Task goal:
Read the listing below and copy out every line that holds "millions".
------------------------------------------------------------
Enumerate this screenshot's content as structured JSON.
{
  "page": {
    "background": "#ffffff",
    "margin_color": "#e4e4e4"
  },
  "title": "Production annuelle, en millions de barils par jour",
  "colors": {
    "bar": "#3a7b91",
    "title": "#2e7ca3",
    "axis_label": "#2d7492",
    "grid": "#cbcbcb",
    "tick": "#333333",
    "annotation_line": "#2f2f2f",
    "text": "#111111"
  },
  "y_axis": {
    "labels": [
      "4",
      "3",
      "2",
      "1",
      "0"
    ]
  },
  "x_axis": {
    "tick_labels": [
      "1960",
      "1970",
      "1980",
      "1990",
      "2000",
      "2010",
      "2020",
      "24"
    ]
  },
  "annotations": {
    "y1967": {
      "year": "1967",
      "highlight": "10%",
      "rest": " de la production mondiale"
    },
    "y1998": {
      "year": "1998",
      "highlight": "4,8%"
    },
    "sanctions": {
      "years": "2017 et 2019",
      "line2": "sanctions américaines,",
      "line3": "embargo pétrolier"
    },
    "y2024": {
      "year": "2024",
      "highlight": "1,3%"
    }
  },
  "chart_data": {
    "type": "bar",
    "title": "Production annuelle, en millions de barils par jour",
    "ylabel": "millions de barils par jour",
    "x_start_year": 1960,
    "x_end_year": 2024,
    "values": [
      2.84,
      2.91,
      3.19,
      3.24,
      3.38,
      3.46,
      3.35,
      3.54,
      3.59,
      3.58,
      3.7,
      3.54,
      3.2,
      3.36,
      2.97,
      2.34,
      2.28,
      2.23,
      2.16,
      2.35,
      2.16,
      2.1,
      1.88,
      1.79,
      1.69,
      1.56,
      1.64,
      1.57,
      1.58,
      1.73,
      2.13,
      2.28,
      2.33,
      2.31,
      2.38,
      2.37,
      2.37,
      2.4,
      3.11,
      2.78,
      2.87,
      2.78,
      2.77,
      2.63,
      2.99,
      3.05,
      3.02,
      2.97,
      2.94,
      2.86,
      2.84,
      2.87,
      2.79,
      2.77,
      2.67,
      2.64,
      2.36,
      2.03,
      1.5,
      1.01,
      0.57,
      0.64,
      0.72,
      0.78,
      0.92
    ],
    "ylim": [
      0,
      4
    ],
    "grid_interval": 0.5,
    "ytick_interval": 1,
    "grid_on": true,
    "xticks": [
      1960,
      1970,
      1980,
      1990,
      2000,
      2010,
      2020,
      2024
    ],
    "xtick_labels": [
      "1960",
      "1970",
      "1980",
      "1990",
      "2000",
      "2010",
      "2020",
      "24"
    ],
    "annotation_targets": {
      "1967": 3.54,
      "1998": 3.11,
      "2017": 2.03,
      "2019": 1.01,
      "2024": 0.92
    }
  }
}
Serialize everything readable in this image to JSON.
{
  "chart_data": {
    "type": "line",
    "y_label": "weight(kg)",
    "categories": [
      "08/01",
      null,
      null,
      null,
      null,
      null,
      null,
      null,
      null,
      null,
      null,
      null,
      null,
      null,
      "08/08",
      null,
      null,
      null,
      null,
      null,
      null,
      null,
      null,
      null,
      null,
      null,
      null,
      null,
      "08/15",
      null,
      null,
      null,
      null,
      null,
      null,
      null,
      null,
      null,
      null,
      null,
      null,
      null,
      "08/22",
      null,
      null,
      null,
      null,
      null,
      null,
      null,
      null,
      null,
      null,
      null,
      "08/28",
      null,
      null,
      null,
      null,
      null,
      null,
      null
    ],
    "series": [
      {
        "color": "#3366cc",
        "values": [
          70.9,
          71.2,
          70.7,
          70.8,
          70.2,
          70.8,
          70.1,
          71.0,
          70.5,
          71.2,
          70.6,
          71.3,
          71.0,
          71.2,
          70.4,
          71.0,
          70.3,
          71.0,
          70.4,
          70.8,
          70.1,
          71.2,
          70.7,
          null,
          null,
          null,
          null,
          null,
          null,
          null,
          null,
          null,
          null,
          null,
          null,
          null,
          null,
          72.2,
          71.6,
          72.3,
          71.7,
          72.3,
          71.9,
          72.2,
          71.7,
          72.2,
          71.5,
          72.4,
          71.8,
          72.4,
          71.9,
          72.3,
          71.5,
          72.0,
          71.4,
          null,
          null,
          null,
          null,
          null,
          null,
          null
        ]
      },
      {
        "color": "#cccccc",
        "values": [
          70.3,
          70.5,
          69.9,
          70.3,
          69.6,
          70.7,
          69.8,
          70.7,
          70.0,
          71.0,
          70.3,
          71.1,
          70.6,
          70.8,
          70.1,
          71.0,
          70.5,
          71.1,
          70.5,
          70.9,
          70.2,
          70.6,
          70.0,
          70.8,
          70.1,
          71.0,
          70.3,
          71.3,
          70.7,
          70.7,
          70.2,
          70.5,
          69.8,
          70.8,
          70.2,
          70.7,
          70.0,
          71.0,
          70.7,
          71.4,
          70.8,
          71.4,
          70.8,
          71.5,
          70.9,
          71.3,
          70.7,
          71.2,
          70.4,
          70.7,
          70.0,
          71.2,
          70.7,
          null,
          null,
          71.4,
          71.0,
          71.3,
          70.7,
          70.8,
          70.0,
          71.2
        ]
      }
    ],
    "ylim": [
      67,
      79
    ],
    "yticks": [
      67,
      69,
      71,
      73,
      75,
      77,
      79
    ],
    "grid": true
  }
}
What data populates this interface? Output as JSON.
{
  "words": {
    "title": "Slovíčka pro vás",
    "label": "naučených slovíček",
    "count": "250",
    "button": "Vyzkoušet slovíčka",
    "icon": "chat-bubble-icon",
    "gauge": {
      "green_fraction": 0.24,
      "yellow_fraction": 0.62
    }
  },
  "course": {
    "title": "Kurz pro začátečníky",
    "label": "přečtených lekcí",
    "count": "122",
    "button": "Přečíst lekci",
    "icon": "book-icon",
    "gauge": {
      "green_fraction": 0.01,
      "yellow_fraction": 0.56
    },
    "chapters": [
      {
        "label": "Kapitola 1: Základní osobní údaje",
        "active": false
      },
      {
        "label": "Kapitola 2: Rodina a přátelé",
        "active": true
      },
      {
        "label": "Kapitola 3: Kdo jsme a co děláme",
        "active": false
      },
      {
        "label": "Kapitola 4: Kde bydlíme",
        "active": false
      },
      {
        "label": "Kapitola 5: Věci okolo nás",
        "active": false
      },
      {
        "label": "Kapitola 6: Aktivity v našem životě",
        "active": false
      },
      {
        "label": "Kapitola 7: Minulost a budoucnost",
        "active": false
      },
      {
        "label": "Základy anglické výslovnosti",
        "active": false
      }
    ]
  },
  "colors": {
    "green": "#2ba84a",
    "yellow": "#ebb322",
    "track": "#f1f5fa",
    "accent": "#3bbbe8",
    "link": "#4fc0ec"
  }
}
------------------------------------------------------------
Correct response:
  "title": "Production annuelle, en millions de barils par jour",
    "title": "Production annuelle, en millions de barils par jour",
    "ylabel": "millions de barils par jour",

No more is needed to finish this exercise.